_YOUR OBJECTIVE_
Quote word for word the part of the Propel interview text starting with "How do you think" and going on through "that it can.".

How do you think about government’s role in all of this? This is not to say, “You don’t have an important role.” But in a perfect world, maybe it would be better even without a Propel.

Jimmy Chen:
Totally. And I think we are very supportive of the government building better user experiences for all sorts of programs, chiefly the food stamp program, right? When we think about, what is the front end for checking your balance or managing your benefits? Absolutely, we think the government should do its best to provide the best user experience that it can.

But we also think that the government’s core job here, or perhaps the core competency, really is infrastructure. It is building the pipes that allow a program like the food stamp program to run, and it does run quite well and quite efficiently at national scale, right? It helps 47 million Americans put food on the table, that is no small feat. That that is the indispensable part of what the government can provide. And that if the government can create an environment where organizations like Propel, or the States or any other type of organization, can compete to provide the best consumer experience, that actually is going to be the best for the end consumer.

The other thing that I’ll say about this is, I really see Propel’s destiny long-term as straying further and further away from the public sector. That ultimately what we’re excited about is not just the food stamp program, it is the financial health of low income Americans. And that that is not strictly a public sector problem. And the solutions are not strictly public sector solutions.

_INFORMATION GIVEN_
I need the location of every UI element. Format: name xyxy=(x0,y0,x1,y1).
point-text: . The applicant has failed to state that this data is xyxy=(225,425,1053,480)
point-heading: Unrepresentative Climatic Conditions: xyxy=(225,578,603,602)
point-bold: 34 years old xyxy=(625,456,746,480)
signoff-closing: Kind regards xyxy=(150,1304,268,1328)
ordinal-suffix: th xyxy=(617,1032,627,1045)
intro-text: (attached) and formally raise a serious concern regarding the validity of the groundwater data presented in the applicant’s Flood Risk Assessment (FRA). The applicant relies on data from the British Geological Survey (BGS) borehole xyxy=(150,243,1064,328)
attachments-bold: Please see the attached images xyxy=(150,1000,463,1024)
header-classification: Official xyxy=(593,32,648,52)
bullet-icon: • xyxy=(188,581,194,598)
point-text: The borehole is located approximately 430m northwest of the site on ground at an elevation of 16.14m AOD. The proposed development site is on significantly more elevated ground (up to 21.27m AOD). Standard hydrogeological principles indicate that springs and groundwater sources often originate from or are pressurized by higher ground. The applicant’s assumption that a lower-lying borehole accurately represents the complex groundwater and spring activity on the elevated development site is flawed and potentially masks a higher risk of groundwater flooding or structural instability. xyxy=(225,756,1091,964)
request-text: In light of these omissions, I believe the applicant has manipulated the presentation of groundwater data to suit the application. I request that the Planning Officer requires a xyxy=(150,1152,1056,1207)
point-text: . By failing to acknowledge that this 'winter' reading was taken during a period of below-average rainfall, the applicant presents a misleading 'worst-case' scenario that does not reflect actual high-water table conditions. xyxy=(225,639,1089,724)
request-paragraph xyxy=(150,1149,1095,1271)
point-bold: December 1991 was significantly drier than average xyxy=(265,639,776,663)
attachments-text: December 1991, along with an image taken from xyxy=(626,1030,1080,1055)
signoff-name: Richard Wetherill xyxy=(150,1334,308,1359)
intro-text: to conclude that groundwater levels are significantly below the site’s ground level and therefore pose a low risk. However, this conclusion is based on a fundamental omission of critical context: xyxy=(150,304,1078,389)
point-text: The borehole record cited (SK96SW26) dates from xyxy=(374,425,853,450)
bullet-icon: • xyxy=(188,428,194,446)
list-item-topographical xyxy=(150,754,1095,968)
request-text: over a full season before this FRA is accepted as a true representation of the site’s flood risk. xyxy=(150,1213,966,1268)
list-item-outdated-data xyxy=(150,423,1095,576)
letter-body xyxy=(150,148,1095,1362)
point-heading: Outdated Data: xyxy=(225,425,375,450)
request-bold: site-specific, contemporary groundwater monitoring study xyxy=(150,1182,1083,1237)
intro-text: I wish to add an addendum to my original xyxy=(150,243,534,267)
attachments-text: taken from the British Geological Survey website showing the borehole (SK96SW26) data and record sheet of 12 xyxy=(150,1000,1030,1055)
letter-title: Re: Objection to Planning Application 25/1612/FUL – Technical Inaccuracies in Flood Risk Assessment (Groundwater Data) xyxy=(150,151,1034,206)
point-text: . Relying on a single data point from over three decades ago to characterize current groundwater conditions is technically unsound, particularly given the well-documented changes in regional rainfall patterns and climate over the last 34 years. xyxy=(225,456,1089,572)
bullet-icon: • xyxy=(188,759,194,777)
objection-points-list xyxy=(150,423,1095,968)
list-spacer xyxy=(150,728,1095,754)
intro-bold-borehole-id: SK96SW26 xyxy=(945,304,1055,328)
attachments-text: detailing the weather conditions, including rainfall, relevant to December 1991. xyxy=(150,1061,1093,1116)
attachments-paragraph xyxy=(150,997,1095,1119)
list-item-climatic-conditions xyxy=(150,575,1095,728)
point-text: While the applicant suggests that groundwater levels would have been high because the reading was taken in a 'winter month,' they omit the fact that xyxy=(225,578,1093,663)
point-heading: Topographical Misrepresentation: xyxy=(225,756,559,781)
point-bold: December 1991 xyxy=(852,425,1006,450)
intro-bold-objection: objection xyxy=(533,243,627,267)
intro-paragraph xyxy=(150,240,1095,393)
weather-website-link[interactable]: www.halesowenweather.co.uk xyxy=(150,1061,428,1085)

_RESPONSE TO THE TASK_
How do you think about government’s role in all of this? This is not to say, “You don’t have an important role.” But in a perfect world, maybe it would be better even without a Propel.

Jimmy Chen:
Totally. And I think we are very supportive of the government building better user experiences for all sorts of programs, chiefly the food stamp program, right? When we think about, what is the front end for checking your balance or managing your benefits? Absolutely, we think the government should do its best to provide the best user experience that it can.